-- Challenge --
Reproduce the line that contains "Serialize everything readable" and every line after it through the end of the records, exactly, with nothing added.
-- START OF Record excerpts --
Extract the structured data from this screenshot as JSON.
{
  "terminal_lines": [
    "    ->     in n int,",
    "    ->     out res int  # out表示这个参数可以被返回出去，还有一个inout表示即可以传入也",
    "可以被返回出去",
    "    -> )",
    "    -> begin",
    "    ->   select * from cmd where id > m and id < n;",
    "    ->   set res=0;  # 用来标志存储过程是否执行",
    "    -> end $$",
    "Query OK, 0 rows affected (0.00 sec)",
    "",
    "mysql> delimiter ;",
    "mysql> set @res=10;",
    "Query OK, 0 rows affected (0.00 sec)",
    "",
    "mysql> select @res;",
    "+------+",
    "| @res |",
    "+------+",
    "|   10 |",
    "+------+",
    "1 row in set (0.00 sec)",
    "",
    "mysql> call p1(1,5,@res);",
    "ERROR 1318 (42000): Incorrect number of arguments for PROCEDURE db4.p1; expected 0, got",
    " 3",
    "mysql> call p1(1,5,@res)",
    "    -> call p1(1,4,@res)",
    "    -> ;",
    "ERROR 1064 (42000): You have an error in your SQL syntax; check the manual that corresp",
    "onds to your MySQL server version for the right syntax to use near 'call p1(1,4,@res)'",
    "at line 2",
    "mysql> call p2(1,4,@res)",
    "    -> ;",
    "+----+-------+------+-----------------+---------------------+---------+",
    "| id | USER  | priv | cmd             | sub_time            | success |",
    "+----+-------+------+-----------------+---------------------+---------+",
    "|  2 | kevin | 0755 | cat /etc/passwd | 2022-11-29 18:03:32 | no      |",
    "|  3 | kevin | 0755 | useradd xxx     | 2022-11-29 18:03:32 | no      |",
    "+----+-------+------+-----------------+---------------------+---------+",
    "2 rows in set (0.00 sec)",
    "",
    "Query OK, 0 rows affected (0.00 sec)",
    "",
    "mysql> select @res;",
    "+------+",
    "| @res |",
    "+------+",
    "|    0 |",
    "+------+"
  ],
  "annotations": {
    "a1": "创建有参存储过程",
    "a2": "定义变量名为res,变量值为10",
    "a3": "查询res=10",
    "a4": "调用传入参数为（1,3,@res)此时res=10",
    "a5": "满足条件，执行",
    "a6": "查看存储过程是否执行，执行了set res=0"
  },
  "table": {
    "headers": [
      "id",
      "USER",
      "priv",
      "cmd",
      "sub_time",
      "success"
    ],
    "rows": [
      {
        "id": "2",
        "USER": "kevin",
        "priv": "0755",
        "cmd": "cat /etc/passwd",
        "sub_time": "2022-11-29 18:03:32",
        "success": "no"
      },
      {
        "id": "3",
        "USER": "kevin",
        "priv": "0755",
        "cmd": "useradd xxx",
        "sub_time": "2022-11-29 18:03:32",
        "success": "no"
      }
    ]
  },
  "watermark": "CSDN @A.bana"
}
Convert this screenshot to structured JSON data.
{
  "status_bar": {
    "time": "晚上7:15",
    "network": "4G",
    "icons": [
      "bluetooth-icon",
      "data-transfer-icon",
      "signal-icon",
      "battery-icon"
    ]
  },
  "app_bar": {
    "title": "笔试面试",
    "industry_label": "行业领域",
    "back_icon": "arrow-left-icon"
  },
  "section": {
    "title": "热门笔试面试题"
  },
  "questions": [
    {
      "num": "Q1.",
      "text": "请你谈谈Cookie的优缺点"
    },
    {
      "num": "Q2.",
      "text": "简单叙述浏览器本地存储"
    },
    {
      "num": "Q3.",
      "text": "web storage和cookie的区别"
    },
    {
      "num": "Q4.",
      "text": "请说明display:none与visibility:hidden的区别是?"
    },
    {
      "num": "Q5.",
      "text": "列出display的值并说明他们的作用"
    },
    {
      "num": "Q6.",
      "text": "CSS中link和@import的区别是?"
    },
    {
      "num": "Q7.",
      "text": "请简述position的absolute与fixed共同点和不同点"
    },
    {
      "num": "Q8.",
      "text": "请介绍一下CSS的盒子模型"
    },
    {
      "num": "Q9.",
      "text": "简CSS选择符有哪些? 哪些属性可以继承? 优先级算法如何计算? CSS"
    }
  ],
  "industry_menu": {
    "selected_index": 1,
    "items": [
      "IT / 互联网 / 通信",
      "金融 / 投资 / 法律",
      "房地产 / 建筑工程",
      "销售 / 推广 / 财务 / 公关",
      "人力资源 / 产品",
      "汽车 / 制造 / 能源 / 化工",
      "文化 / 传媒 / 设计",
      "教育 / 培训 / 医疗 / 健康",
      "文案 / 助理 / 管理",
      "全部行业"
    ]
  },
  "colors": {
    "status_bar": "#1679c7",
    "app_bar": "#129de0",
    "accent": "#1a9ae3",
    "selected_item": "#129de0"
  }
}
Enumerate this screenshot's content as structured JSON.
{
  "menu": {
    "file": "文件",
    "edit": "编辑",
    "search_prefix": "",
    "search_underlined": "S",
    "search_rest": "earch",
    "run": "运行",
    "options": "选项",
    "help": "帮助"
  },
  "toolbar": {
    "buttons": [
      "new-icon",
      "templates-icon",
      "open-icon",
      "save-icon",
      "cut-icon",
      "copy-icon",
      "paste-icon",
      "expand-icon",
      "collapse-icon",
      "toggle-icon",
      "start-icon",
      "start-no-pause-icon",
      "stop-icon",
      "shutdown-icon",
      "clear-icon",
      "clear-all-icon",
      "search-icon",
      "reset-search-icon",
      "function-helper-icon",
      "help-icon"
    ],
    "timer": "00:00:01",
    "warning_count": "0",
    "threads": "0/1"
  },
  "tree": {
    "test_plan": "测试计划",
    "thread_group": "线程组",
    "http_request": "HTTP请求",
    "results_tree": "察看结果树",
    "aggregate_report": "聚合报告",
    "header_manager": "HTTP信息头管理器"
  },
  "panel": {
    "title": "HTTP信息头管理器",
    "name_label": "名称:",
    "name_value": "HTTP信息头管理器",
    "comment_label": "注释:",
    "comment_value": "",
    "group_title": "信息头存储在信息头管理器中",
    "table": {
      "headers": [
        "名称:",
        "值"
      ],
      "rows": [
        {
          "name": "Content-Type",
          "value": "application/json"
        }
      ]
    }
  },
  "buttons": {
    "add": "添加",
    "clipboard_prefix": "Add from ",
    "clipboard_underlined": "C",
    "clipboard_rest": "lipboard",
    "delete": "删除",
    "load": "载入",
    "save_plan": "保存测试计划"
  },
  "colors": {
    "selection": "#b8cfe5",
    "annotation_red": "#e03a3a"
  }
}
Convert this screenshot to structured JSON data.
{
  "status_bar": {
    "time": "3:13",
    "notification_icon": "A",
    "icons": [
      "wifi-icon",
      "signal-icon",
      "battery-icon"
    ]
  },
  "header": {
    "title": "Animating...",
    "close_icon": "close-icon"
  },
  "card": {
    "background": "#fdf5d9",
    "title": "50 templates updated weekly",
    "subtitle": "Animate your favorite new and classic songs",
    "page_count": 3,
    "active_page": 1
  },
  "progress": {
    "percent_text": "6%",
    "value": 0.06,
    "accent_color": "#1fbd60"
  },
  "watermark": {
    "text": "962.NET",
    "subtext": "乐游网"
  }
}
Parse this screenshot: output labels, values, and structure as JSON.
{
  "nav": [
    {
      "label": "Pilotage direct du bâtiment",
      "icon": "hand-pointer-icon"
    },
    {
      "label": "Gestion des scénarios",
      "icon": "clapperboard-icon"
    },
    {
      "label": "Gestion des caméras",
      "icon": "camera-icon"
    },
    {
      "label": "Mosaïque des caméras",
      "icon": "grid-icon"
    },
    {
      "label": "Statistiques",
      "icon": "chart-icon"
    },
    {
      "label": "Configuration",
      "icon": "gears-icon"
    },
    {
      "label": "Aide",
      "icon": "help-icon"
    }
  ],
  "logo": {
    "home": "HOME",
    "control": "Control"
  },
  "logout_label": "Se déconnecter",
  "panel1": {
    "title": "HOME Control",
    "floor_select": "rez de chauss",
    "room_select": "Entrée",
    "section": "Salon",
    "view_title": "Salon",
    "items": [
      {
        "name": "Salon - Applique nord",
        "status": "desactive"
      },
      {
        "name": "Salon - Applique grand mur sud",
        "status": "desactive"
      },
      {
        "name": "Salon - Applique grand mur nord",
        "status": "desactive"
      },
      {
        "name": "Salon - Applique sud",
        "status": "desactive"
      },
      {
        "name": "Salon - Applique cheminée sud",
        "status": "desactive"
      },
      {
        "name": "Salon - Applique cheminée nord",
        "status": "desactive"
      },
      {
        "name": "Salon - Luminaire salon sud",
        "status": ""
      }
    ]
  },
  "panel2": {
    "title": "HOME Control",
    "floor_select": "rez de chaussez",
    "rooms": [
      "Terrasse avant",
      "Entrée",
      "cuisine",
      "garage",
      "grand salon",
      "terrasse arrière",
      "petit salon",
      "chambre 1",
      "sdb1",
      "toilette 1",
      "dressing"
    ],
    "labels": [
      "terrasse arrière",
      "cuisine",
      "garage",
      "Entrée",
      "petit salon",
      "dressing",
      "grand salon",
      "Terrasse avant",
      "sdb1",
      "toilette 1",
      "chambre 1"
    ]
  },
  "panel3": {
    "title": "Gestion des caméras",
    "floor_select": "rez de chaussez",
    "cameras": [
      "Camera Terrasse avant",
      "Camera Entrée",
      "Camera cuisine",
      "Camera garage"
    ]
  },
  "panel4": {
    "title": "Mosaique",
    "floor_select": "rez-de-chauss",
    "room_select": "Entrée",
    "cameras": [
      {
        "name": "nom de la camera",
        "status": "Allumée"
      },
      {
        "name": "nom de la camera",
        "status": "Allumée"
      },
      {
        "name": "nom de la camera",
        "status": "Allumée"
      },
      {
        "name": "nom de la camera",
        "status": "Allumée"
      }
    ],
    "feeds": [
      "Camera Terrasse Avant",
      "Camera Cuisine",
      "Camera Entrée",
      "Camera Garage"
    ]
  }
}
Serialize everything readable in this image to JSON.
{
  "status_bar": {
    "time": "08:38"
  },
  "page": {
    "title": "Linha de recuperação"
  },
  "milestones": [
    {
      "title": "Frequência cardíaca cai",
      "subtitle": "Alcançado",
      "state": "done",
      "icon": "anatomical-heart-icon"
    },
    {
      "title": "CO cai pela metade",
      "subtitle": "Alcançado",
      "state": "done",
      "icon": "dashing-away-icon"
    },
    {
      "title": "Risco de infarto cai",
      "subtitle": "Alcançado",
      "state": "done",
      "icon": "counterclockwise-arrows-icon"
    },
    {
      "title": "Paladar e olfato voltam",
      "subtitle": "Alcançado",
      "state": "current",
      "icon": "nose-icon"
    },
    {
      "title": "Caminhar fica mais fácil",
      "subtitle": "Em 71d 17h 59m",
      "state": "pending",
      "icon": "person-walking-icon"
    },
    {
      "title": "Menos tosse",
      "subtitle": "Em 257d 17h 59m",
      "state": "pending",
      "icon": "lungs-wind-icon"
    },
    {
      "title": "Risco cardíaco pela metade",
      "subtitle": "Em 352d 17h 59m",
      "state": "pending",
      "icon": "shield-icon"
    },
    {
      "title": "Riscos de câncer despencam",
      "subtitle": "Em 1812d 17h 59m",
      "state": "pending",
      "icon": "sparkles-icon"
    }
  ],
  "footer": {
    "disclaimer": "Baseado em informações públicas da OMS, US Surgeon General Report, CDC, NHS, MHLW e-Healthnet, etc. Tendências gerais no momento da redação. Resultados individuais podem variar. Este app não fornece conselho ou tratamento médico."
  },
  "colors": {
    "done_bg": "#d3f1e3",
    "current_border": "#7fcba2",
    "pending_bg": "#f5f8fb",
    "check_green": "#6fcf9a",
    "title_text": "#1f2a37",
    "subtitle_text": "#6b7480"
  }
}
-- END OF Record excerpts --
-- Task result --
Serialize everything readable in this image to JSON.
{
  "status_bar": {
    "time": "08:38"
  },
  "page": {
    "title": "Linha de recuperação"
  },
  "milestones": [
    {
      "title": "Frequência cardíaca cai",
      "subtitle": "Alcançado",
      "state": "done",
      "icon": "anatomical-heart-icon"
    },
    {
      "title": "CO cai pela metade",
      "subtitle": "Alcançado",
      "state": "done",
      "icon": "dashing-away-icon"
    },
    {
      "title": "Risco de infarto cai",
      "subtitle": "Alcançado",
      "state": "done",
      "icon": "counterclockwise-arrows-icon"
    },
    {
      "title": "Paladar e olfato voltam",
      "subtitle": "Alcançado",
      "state": "current",
      "icon": "nose-icon"
    },
    {
      "title": "Caminhar fica mais fácil",
      "subtitle": "Em 71d 17h 59m",
      "state": "pending",
      "icon": "person-walking-icon"
    },
    {
      "title": "Menos tosse",
      "subtitle": "Em 257d 17h 59m",
      "state": "pending",
      "icon": "lungs-wind-icon"
    },
    {
      "title": "Risco cardíaco pela metade",
      "subtitle": "Em 352d 17h 59m",
      "state": "pending",
      "icon": "shield-icon"
    },
    {
      "title": "Riscos de câncer despencam",
      "subtitle": "Em 1812d 17h 59m",
      "state": "pending",
      "icon": "sparkles-icon"
    }
  ],
  "footer": {
    "disclaimer": "Baseado em informações públicas da OMS, US Surgeon General Report, CDC, NHS, MHLW e-Healthnet, etc. Tendências gerais no momento da redação. Resultados individuais podem variar. Este app não fornece conselho ou tratamento médico."
  },
  "colors": {
    "done_bg": "#d3f1e3",
    "current_border": "#7fcba2",
    "pending_bg": "#f5f8fb",
    "check_green": "#6fcf9a",
    "title_text": "#1f2a37",
    "subtitle_text": "#6b7480"
  }
}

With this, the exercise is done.